## What needs to be done
Locate all lines with the word "exceptional" and copy them out.

--------------------------------

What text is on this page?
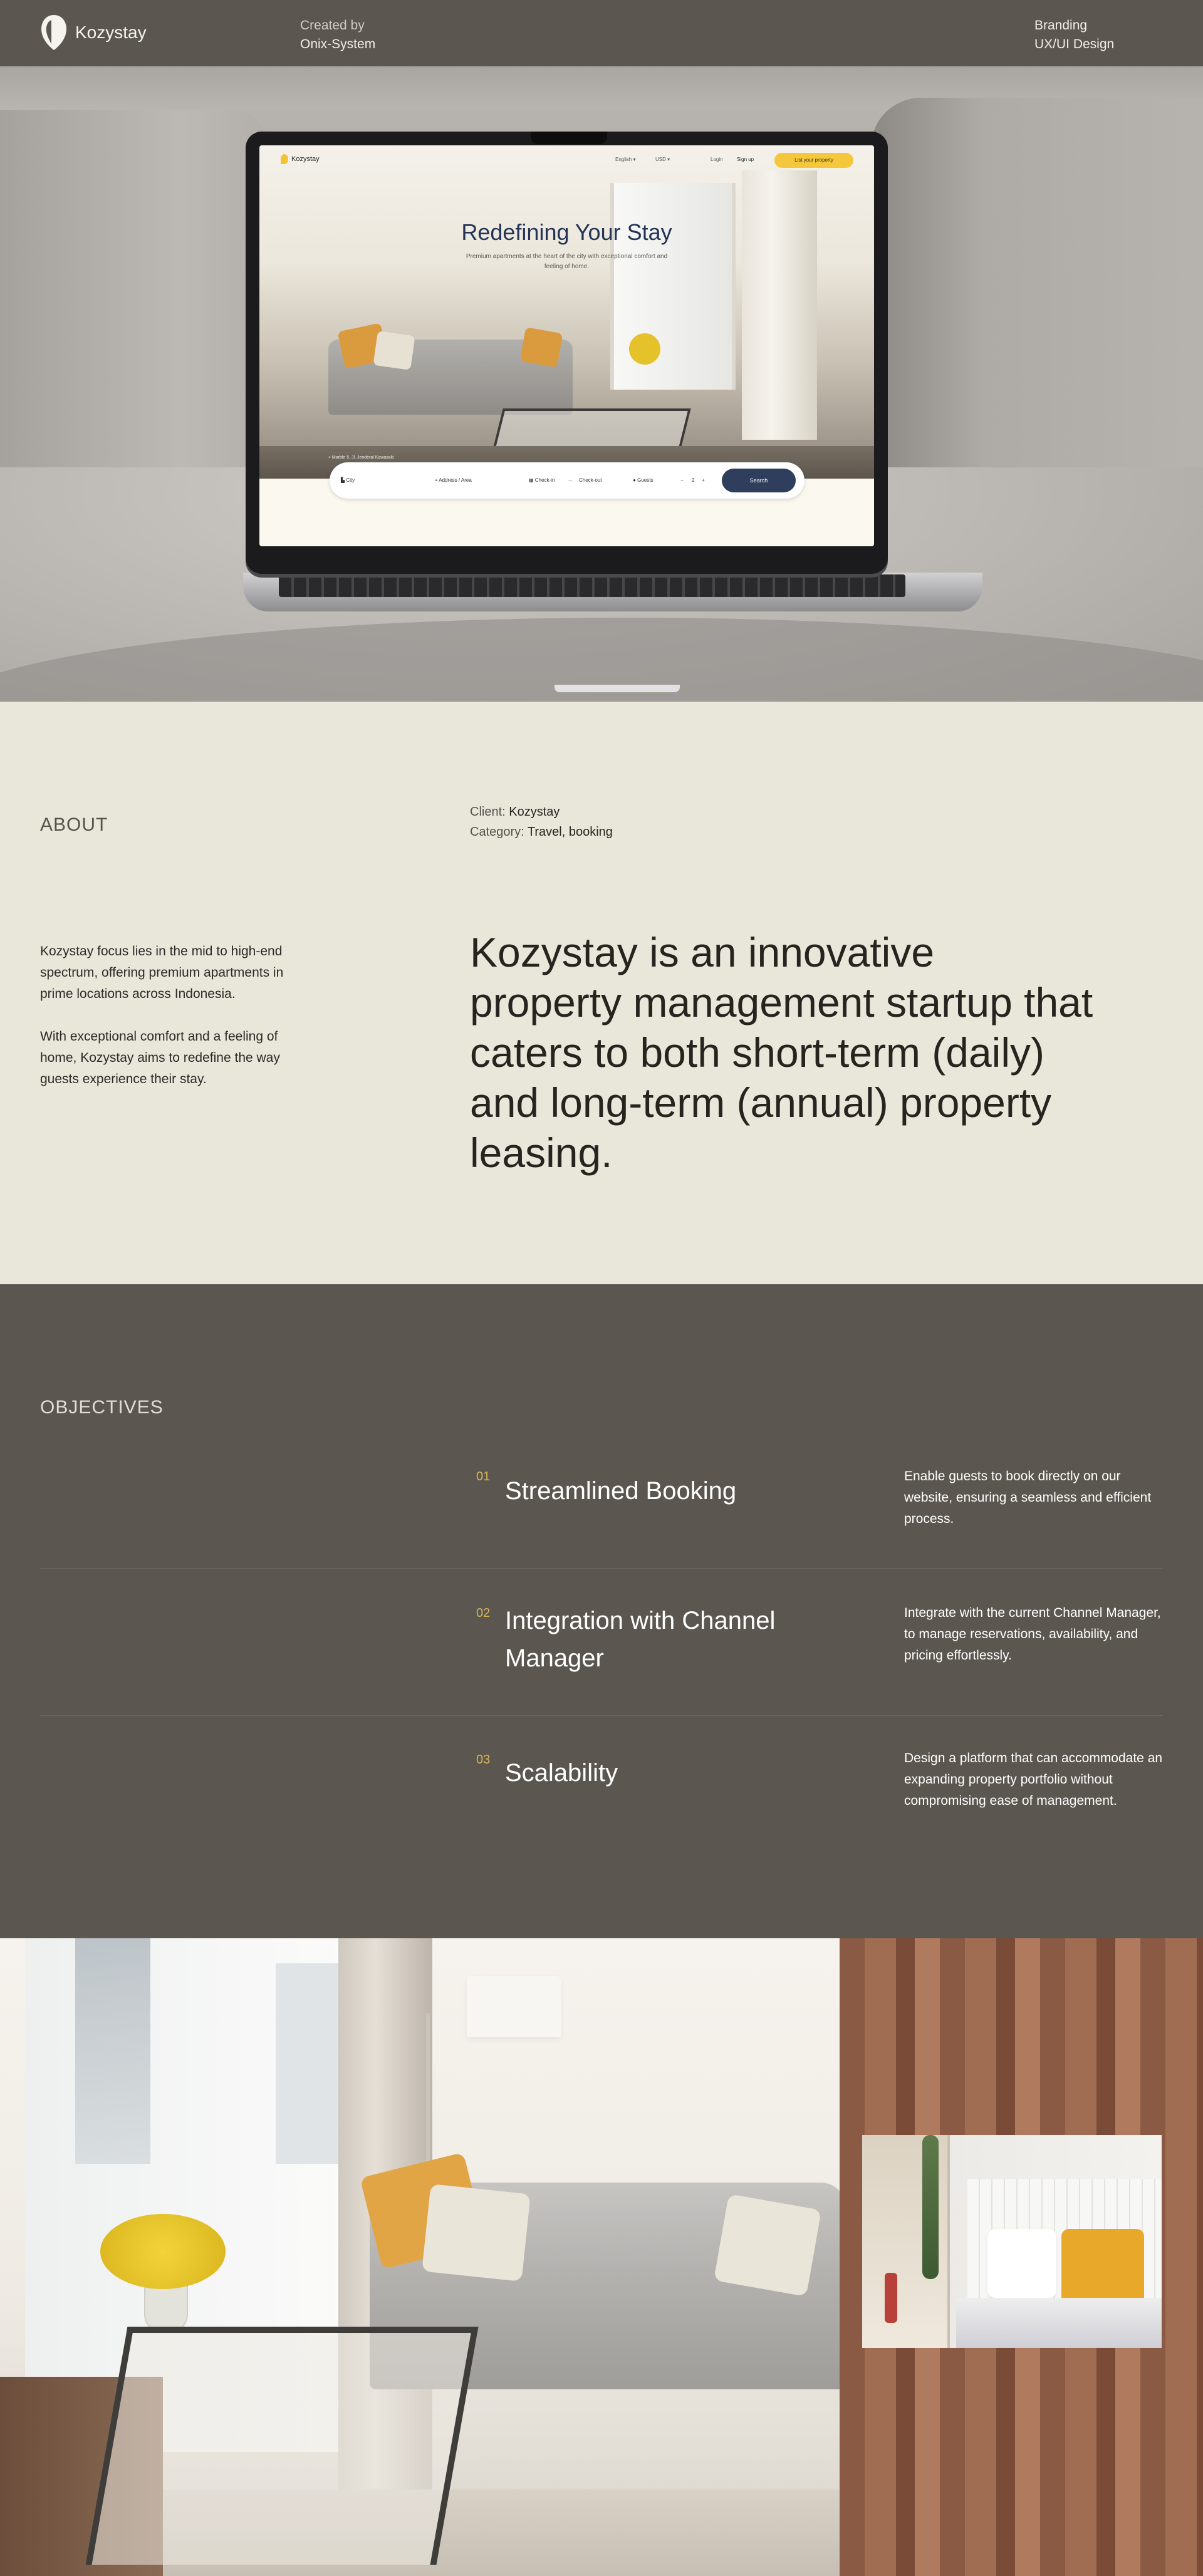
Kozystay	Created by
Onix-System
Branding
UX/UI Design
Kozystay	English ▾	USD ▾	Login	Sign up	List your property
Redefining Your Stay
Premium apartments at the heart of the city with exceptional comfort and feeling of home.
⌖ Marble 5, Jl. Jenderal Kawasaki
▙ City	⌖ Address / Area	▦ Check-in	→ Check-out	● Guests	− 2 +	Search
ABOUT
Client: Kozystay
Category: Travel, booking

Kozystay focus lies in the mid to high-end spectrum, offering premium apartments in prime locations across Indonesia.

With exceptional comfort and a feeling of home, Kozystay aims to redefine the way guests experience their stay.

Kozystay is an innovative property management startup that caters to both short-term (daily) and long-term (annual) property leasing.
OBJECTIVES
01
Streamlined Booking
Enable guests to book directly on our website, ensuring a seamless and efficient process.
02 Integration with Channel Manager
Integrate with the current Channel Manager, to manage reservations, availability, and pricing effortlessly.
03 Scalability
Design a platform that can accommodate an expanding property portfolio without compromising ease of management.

--------------------------------

## Output for this exercise
Premium apartments at the heart of the city with exceptional comfort and feeling of home.
With exceptional comfort and a feeling of home, Kozystay aims to redefine the way guests experience their stay.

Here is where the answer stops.